* Tâche courte 1:
Recopiez mot pour mot le passage du texte sur la position des États-Unis en Syrie qui commence par « Les États-Unis ne » et va jusqu'à « défaite à Poutine. ».
* Tâche courte 2:
Rédigez la suite du texte sur la position des États-Unis en Syrie, en enchaînant après sa dernière phrase.

* Texte du document:
::::

Les États-Unis ne sont pas sur la même ligne que la Turquie. Pour eux, Kobanê n'est pas un
objectif stratégique. D'autre part, officiellement, leur mission en Syrie se limite aux
djihadistes. Il faut rappeler qu'officiellement les États-Unis, contrairement à la France,
n'ont jamais cru à un renversement imminent du régime d'Assad. Ils sont donc pour une
transition et donc pour un gouvernement syrien de coalition (c'était le sens des
discussions de Genève en février 2014). Rappelons que l'approche des États-Unis se fait en
prenant en compte les intérêts de la Russie et de l'Iran (d'où l'accord sur la destruction
des armes chimiques) alors que la France (et la Grande Bretagne) veut foncer dans le tas,
renverser Assad, faire battre les Iraniens en retraite et infliger une défaite à Poutine.

::::

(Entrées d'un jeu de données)
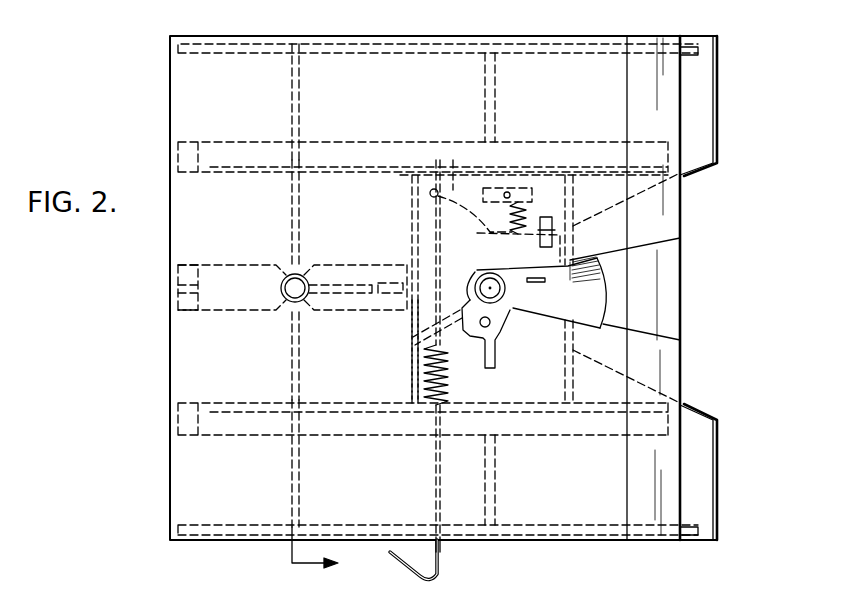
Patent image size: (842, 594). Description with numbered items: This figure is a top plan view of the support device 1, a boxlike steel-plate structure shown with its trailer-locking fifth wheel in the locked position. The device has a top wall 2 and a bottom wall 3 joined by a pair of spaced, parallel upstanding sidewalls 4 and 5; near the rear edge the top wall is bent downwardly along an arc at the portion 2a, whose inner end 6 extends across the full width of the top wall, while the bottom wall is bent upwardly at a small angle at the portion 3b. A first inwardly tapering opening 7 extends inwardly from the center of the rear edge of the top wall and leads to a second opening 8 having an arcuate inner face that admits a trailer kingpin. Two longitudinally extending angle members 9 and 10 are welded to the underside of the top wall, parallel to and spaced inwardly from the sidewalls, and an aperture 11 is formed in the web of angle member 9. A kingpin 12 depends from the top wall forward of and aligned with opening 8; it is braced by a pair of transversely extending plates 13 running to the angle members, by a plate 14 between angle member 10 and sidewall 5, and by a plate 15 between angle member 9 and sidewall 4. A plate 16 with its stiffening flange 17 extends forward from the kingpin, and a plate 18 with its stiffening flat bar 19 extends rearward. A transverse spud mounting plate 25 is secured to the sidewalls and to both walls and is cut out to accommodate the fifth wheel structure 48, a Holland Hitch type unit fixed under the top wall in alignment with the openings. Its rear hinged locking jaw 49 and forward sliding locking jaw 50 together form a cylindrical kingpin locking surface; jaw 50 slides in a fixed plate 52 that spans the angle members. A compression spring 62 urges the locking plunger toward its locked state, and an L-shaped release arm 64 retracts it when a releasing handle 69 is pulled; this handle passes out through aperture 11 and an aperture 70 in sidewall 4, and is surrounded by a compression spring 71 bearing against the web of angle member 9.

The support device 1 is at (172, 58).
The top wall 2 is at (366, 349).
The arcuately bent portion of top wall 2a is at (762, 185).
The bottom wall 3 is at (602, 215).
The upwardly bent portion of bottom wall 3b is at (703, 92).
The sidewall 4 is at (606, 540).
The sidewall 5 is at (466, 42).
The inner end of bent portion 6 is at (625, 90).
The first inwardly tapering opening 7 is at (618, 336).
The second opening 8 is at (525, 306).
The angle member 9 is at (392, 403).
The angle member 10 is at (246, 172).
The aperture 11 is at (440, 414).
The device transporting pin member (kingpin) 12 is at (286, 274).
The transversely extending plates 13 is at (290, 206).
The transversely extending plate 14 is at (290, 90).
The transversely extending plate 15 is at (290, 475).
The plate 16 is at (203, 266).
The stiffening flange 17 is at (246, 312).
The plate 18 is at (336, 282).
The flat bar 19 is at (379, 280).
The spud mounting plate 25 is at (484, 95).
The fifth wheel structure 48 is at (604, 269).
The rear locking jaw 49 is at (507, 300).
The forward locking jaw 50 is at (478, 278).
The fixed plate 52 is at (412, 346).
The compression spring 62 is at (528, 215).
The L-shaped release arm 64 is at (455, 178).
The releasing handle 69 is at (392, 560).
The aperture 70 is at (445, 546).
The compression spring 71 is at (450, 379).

::::

* Résultat 1:
Les États-Unis ne sont pas sur la même ligne que la Turquie. Pour eux, Kobanê n'est pas un
objectif stratégique. D'autre part, officiellement, leur mission en Syrie se limite aux
djihadistes. Il faut rappeler qu'officiellement les États-Unis, contrairement à la France,
n'ont jamais cru à un renversement imminent du régime d'Assad. Ils sont donc pour une
transition et donc pour un gouvernement syrien de coalition (c'était le sens des
discussions de Genève en février 2014). Rappelons que l'approche des États-Unis se fait en
prenant en compte les intérêts de la Russie et de l'Iran (d'où l'accord sur la destruction
des armes chimiques) alors que la France (et la Grande Bretagne) veut foncer dans le tas,
renverser Assad, faire battre les Iraniens en retraite et infliger une défaite à Poutine.

* Résultat 2:
Aujourd'hui, les plus «faucons» des occidentaux dans la région sont au quai d'Orsay et à
l'Élysée.
Dans l'histoire, les guerres et les révolutions se sont toujours trouvées intimement
mêlées: refus des guerres inter-impérialistes débouchant sur des soulèvements
révolutionnaires, tentatives révolutionnaires se transformant en guerre ou rattrapés par
des foyers de guerre mal éteints et dévorées par les armées des fossoyeurs de la
révolution... Nous savons d'expérience que toutes les logiques de guerre, même celles
qu'il faut assumer, contiennent les dangers du militarisme, durcissent les rapports,
centralisent les formes de pouvoir et de commandement, referment les espaces et les temps
de réflexion, rejettent les débats et les contradictions qui font la richesse d'un
processus de transformation et vont finalement à l'encontre de la dynamique révolutionnaire.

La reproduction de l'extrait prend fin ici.